Com a Revolução de 30, a expertise de políticos e burocratas gaúchos em gestão e planejamento público foi “exportada” para o restante do Brasil. E se manteve viva e pujante até a gestão Brizola. Durante a Ditadura Militar, houve uma grande concentração de recursos e de poder no governo central, deprimindo a autonomia regional e, por consequência, o próprio estímulo para o desenvolvimento de competências. Mas, com alguns percalços, sobreviveu alguma capacidade de planejamento e gestão até, pelo menos, o primeiro governo Guazelli. O verdadeiro descalabro começa depois.
⦁ O papel da mídia “charrua” na construção do falso consenso
Dizer que as competências públicas para o planejamento e a gestão viveram um processo secular de deterioração não é o mesmo que pretender que todos os governantes nos últimos 40 anos foram maus gestores. Absolutamente, não. Ocorre, contudo, que os governos que mais fizeram pelo desenvolvimento do Estado e pelo equacionamento das finanças públicas, são tratados, sistematicamente pela mídia “charrua” como irresponsáveis e gastadores. Enquanto os governos que ajudaram a levar o Rio Grande Amado para o fundo do poço, são incensados como os salvadores da pátria e da lavoura. A questão que nos interessa entender aqui é o porquê de tanta distorção da realidade. Trata-se de ideologia arraigada ou mera ignorância?
Jornalistas renomados que vêm se dedicando ao tema – dentre os quais se destaca minha ex-aluna e querida amiga Juliana Bublitz – tendem a associar de forma direta nossos problemas crônicos de crescimento e desenvolvimento aos déficits crônicos e à dívida acumulada. Não vejo a questão exatamente da mesma forma. Deixo para explicar meu ponto mais adiante. Mas entendo que quem abraça esta perspectiva tem o dever de analisar a fundo e no detalhe quais foram os governos que trouxeram o RS para o estado fiscal e financeiro atual. Mas não é isso que acontece. Num determinado momento da matéria Como se originou a dívida do RS , Juliana declara:
“…não há um único culpado. É o resultado de uma combinação crônica e perniciosa de gastos excessivos, descontrole a apostas erradas, cujos efeitos foram potencializados por crises econômicas nacionais e internacionais.”

- Material reunido -
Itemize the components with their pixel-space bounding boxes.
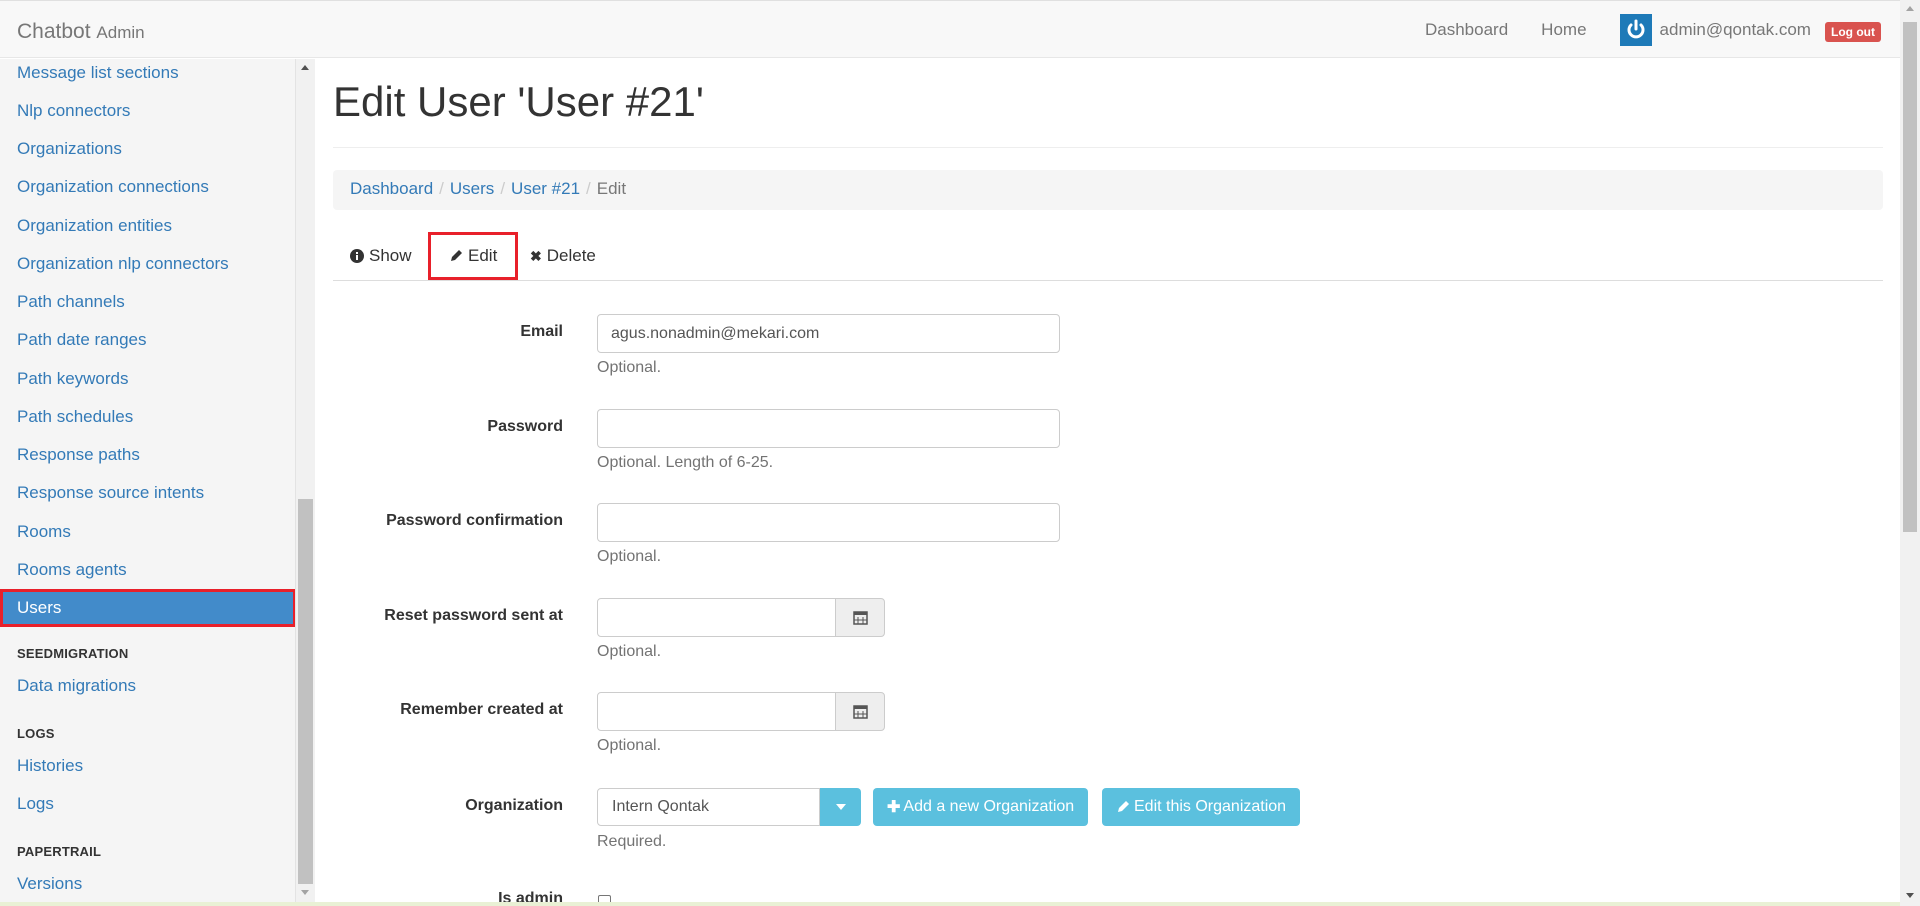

- Problema -
Segundo o texto sobre planejamento e gestão pública gaúcha, até qual governo sobreviveu alguma capacidade de planejamento e gestão, mesmo com percalços?

- Solução comentada -
Até, pelo menos, o primeiro governo Guazelli.